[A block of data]
********************

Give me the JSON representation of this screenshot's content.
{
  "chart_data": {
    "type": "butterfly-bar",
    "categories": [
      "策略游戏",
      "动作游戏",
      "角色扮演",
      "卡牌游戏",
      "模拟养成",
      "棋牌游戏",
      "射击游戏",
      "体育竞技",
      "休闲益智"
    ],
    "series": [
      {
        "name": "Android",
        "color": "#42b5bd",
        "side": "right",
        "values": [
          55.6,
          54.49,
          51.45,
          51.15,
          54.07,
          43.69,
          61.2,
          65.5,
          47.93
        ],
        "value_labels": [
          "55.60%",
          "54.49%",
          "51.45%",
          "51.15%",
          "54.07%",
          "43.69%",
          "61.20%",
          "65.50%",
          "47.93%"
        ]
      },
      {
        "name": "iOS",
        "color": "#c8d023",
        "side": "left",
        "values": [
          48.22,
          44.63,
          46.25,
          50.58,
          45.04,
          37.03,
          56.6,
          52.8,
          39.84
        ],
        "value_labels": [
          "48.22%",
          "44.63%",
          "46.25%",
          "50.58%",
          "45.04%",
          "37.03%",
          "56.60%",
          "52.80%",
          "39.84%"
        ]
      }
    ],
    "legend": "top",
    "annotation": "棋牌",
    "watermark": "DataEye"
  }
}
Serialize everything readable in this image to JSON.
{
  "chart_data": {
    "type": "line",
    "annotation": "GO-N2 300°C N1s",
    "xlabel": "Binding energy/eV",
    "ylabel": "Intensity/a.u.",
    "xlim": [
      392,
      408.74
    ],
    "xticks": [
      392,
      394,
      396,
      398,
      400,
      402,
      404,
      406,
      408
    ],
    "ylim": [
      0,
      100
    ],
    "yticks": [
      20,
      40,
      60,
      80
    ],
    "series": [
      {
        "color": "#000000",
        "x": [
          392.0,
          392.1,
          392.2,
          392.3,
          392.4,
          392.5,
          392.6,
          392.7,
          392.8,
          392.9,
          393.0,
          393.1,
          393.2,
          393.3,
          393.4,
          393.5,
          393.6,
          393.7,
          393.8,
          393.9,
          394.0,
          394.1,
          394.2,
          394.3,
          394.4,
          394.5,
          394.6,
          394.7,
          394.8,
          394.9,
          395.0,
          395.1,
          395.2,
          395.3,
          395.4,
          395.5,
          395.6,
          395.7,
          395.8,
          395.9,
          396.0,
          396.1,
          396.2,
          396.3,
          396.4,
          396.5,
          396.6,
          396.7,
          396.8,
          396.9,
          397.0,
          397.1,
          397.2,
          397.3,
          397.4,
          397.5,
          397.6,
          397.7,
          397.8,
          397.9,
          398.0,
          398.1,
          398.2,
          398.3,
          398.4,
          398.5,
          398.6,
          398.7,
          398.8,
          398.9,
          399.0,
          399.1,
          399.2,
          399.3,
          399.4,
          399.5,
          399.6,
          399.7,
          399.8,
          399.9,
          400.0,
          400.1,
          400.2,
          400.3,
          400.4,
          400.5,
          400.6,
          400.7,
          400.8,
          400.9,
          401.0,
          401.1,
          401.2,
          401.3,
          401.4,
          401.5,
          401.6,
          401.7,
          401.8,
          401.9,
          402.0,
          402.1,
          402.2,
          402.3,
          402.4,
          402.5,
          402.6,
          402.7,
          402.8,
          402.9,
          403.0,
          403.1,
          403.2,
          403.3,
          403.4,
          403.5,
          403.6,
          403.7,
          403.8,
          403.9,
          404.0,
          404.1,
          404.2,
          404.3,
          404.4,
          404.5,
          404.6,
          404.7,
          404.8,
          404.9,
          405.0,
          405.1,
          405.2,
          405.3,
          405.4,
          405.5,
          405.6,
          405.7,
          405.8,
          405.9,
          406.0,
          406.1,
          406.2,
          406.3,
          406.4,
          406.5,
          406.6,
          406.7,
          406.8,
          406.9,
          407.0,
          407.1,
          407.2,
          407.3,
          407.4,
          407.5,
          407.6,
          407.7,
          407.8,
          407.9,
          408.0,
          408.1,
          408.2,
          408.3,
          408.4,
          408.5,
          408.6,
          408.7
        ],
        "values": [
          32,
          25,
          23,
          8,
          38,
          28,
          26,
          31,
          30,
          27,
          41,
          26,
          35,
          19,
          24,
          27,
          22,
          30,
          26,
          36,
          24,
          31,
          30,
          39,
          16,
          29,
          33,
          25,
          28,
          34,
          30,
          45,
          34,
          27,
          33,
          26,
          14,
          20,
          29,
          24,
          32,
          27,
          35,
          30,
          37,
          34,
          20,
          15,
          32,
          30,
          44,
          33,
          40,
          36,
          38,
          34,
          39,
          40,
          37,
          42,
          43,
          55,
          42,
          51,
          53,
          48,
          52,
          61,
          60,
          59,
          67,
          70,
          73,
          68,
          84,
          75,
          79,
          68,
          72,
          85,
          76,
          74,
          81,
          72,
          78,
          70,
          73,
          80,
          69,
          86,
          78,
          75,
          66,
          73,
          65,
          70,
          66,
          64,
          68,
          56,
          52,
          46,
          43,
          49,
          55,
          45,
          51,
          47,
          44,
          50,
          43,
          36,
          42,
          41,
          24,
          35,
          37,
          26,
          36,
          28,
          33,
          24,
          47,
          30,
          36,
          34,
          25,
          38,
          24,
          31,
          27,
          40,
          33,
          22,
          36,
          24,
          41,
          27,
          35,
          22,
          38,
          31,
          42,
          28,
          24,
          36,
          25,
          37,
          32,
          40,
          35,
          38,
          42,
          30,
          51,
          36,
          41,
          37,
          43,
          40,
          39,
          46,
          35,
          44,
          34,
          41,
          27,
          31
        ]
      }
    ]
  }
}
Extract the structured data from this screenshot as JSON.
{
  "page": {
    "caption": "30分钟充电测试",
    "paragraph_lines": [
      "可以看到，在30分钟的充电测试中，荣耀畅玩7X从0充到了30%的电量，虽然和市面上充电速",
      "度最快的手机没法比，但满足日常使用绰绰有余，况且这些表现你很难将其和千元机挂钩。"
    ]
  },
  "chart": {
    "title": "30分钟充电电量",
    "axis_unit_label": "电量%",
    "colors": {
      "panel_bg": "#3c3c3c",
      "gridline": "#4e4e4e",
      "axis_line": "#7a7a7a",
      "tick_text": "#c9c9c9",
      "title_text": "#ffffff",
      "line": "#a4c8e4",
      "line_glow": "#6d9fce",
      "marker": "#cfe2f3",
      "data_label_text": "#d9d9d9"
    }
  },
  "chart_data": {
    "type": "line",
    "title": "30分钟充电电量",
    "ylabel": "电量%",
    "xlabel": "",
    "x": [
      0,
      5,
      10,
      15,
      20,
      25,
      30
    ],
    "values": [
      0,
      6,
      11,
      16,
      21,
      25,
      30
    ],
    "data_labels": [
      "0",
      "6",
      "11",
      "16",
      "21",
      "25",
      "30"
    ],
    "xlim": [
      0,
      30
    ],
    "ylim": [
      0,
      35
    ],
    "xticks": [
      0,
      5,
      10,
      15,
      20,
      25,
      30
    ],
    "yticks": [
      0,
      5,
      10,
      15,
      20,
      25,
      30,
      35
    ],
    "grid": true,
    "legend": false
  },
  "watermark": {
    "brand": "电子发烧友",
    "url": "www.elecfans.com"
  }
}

********************

### YOUR TASK
Write out exactly the lines of the entries above that run from the line containing "Extract the structured" through the last line, including both.

### RESULT FOR THIS TASK
Extract the structured data from this screenshot as JSON.
{
  "page": {
    "caption": "30分钟充电测试",
    "paragraph_lines": [
      "可以看到，在30分钟的充电测试中，荣耀畅玩7X从0充到了30%的电量，虽然和市面上充电速",
      "度最快的手机没法比，但满足日常使用绰绰有余，况且这些表现你很难将其和千元机挂钩。"
    ]
  },
  "chart": {
    "title": "30分钟充电电量",
    "axis_unit_label": "电量%",
    "colors": {
      "panel_bg": "#3c3c3c",
      "gridline": "#4e4e4e",
      "axis_line": "#7a7a7a",
      "tick_text": "#c9c9c9",
      "title_text": "#ffffff",
      "line": "#a4c8e4",
      "line_glow": "#6d9fce",
      "marker": "#cfe2f3",
      "data_label_text": "#d9d9d9"
    }
  },
  "chart_data": {
    "type": "line",
    "title": "30分钟充电电量",
    "ylabel": "电量%",
    "xlabel": "",
    "x": [
      0,
      5,
      10,
      15,
      20,
      25,
      30
    ],
    "values": [
      0,
      6,
      11,
      16,
      21,
      25,
      30
    ],
    "data_labels": [
      "0",
      "6",
      "11",
      "16",
      "21",
      "25",
      "30"
    ],
    "xlim": [
      0,
      30
    ],
    "ylim": [
      0,
      35
    ],
    "xticks": [
      0,
      5,
      10,
      15,
      20,
      25,
      30
    ],
    "yticks": [
      0,
      5,
      10,
      15,
      20,
      25,
      30,
      35
    ],
    "grid": true,
    "legend": false
  },
  "watermark": {
    "brand": "电子发烧友",
    "url": "www.elecfans.com"
  }
}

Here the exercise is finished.